▶ _AIM_: Quote each line of the material verbatim, without the pictures.

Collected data
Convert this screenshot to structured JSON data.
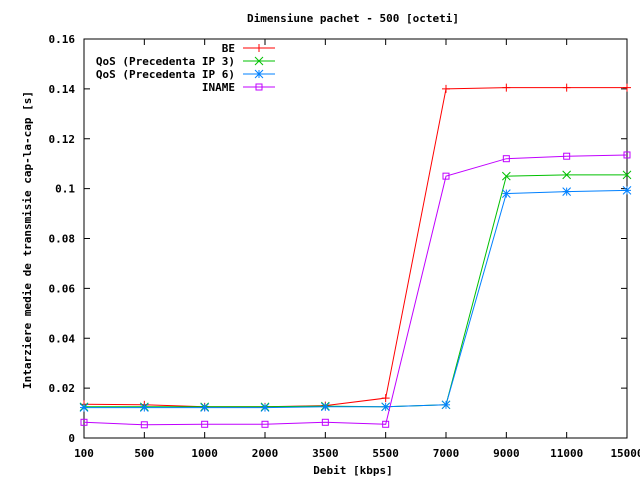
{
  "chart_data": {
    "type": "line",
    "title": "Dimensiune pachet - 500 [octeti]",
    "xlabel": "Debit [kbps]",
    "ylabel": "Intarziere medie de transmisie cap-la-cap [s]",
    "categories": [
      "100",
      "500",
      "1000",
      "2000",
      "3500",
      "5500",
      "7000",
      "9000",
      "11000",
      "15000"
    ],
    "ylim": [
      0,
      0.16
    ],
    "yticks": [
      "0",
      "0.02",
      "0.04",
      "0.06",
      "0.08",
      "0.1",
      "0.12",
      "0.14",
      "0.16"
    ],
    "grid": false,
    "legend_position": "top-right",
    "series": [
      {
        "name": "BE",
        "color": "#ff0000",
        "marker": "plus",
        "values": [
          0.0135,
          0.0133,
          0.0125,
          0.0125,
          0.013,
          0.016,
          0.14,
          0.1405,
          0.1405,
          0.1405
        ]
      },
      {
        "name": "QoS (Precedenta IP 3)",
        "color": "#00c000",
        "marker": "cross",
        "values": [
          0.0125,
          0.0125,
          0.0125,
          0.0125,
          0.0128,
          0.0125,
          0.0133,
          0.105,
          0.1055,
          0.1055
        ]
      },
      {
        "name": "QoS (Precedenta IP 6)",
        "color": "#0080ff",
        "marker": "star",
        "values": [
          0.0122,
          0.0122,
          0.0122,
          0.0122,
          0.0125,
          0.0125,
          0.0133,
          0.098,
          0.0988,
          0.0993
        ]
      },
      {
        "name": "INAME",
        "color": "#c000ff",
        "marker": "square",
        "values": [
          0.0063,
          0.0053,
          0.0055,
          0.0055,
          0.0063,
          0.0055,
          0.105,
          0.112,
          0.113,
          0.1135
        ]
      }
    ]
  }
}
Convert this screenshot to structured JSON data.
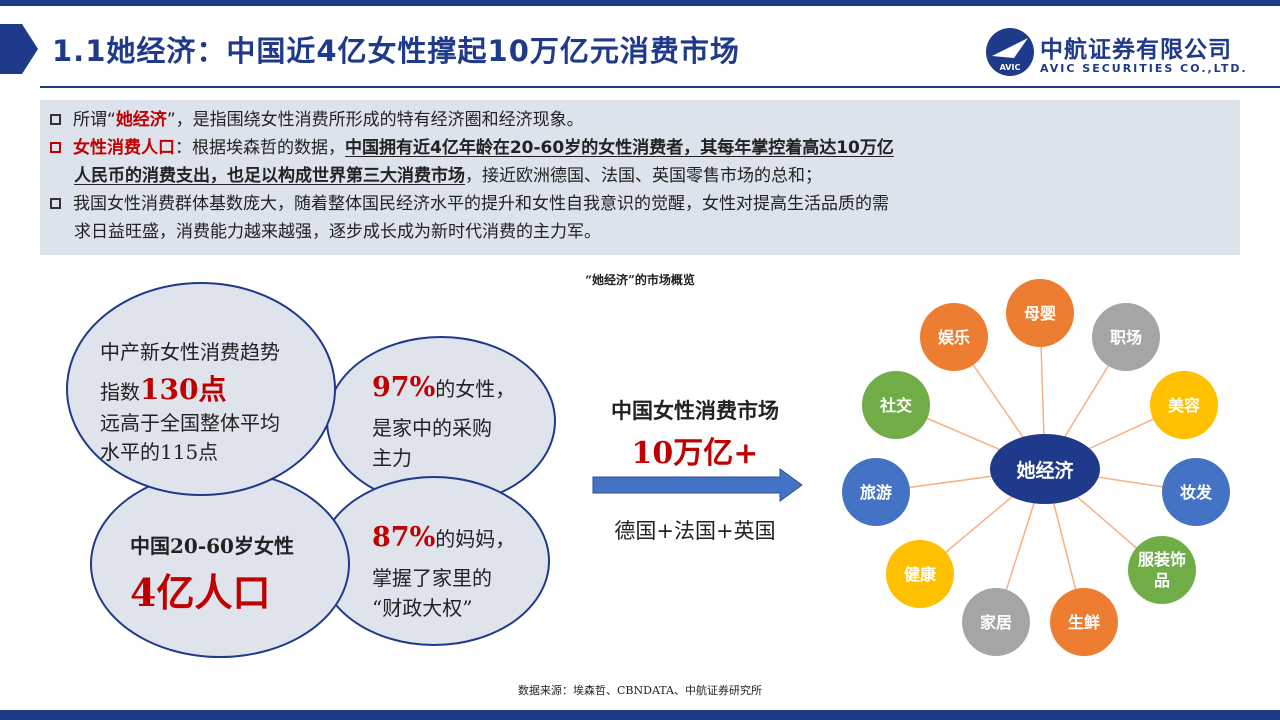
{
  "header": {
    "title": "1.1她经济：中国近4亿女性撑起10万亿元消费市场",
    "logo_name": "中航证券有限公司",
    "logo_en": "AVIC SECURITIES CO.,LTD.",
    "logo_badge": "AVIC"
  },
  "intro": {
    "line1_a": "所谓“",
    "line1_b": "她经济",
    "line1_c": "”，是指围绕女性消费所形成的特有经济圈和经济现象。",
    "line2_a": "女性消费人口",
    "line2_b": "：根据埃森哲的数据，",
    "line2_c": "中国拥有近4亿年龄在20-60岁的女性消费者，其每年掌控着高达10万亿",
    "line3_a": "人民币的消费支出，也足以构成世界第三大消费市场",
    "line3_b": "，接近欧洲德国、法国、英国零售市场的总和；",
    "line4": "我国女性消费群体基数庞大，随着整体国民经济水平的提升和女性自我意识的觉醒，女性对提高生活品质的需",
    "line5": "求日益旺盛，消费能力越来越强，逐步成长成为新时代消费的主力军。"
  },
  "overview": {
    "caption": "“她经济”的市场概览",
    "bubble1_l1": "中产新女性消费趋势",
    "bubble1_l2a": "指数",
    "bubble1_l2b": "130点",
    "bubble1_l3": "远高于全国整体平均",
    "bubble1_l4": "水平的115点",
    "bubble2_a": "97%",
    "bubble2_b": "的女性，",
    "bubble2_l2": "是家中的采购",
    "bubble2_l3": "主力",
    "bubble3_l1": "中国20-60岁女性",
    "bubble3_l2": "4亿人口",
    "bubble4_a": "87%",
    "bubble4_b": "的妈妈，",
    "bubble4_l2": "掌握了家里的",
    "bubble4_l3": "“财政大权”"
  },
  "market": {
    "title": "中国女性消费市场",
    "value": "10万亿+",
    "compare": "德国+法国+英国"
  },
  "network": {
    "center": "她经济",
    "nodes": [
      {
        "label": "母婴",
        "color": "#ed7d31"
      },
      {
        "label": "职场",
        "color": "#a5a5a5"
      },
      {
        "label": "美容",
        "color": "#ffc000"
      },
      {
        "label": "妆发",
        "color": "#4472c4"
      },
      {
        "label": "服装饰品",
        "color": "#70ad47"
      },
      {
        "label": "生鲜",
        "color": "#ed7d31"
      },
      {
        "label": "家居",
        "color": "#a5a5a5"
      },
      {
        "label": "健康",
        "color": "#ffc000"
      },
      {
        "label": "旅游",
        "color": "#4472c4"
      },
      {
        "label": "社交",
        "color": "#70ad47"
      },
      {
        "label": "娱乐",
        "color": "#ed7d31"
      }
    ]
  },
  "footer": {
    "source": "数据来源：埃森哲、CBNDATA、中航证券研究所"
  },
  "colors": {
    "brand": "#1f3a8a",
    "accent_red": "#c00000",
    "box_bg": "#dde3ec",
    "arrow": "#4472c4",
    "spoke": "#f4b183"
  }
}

▶ _FINISHED ANSWER_:
Convert this screenshot to structured JSON data.
{
  "chart_data": {
    "type": "line",
    "title": "Dimensiune pachet - 500 [octeti]",
    "xlabel": "Debit [kbps]",
    "ylabel": "Intarziere medie de transmisie cap-la-cap [s]",
    "categories": [
      "100",
      "500",
      "1000",
      "2000",
      "3500",
      "5500",
      "7000",
      "9000",
      "11000",
      "15000"
    ],
    "ylim": [
      0,
      0.16
    ],
    "yticks": [
      "0",
      "0.02",
      "0.04",
      "0.06",
      "0.08",
      "0.1",
      "0.12",
      "0.14",
      "0.16"
    ],
    "grid": false,
    "legend_position": "top-right",
    "series": [
      {
        "name": "BE",
        "color": "#ff0000",
        "marker": "plus",
        "values": [
          0.0135,
          0.0133,
          0.0125,
          0.0125,
          0.013,
          0.016,
          0.14,
          0.1405,
          0.1405,
          0.1405
        ]
      },
      {
        "name": "QoS (Precedenta IP 3)",
        "color": "#00c000",
        "marker": "cross",
        "values": [
          0.0125,
          0.0125,
          0.0125,
          0.0125,
          0.0128,
          0.0125,
          0.0133,
          0.105,
          0.1055,
          0.1055
        ]
      },
      {
        "name": "QoS (Precedenta IP 6)",
        "color": "#0080ff",
        "marker": "star",
        "values": [
          0.0122,
          0.0122,
          0.0122,
          0.0122,
          0.0125,
          0.0125,
          0.0133,
          0.098,
          0.0988,
          0.0993
        ]
      },
      {
        "name": "INAME",
        "color": "#c000ff",
        "marker": "square",
        "values": [
          0.0063,
          0.0053,
          0.0055,
          0.0055,
          0.0063,
          0.0055,
          0.105,
          0.112,
          0.113,
          0.1135
        ]
      }
    ]
  }
}
Convert this screenshot to structured JSON data.
{
  "header": {
    "title": "1.1她经济：中国近4亿女性撑起10万亿元消费市场",
    "logo_name": "中航证券有限公司",
    "logo_en": "AVIC SECURITIES CO.,LTD.",
    "logo_badge": "AVIC"
  },
  "intro": {
    "line1_a": "所谓“",
    "line1_b": "她经济",
    "line1_c": "”，是指围绕女性消费所形成的特有经济圈和经济现象。",
    "line2_a": "女性消费人口",
    "line2_b": "：根据埃森哲的数据，",
    "line2_c": "中国拥有近4亿年龄在20-60岁的女性消费者，其每年掌控着高达10万亿",
    "line3_a": "人民币的消费支出，也足以构成世界第三大消费市场",
    "line3_b": "，接近欧洲德国、法国、英国零售市场的总和；",
    "line4": "我国女性消费群体基数庞大，随着整体国民经济水平的提升和女性自我意识的觉醒，女性对提高生活品质的需",
    "line5": "求日益旺盛，消费能力越来越强，逐步成长成为新时代消费的主力军。"
  },
  "overview": {
    "caption": "“她经济”的市场概览",
    "bubble1_l1": "中产新女性消费趋势",
    "bubble1_l2a": "指数",
    "bubble1_l2b": "130点",
    "bubble1_l3": "远高于全国整体平均",
    "bubble1_l4": "水平的115点",
    "bubble2_a": "97%",
    "bubble2_b": "的女性，",
    "bubble2_l2": "是家中的采购",
    "bubble2_l3": "主力",
    "bubble3_l1": "中国20-60岁女性",
    "bubble3_l2": "4亿人口",
    "bubble4_a": "87%",
    "bubble4_b": "的妈妈，",
    "bubble4_l2": "掌握了家里的",
    "bubble4_l3": "“财政大权”"
  },
  "market": {
    "title": "中国女性消费市场",
    "value": "10万亿+",
    "compare": "德国+法国+英国"
  },
  "network": {
    "center": "她经济",
    "nodes": [
      {
        "label": "母婴",
        "color": "#ed7d31"
      },
      {
        "label": "职场",
        "color": "#a5a5a5"
      },
      {
        "label": "美容",
        "color": "#ffc000"
      },
      {
        "label": "妆发",
        "color": "#4472c4"
      },
      {
        "label": "服装饰品",
        "color": "#70ad47"
      },
      {
        "label": "生鲜",
        "color": "#ed7d31"
      },
      {
        "label": "家居",
        "color": "#a5a5a5"
      },
      {
        "label": "健康",
        "color": "#ffc000"
      },
      {
        "label": "旅游",
        "color": "#4472c4"
      },
      {
        "label": "社交",
        "color": "#70ad47"
      },
      {
        "label": "娱乐",
        "color": "#ed7d31"
      }
    ]
  },
  "footer": {
    "source": "数据来源：埃森哲、CBNDATA、中航证券研究所"
  },
  "colors": {
    "brand": "#1f3a8a",
    "accent_red": "#c00000",
    "box_bg": "#dde3ec",
    "arrow": "#4472c4",
    "spoke": "#f4b183"
  }
}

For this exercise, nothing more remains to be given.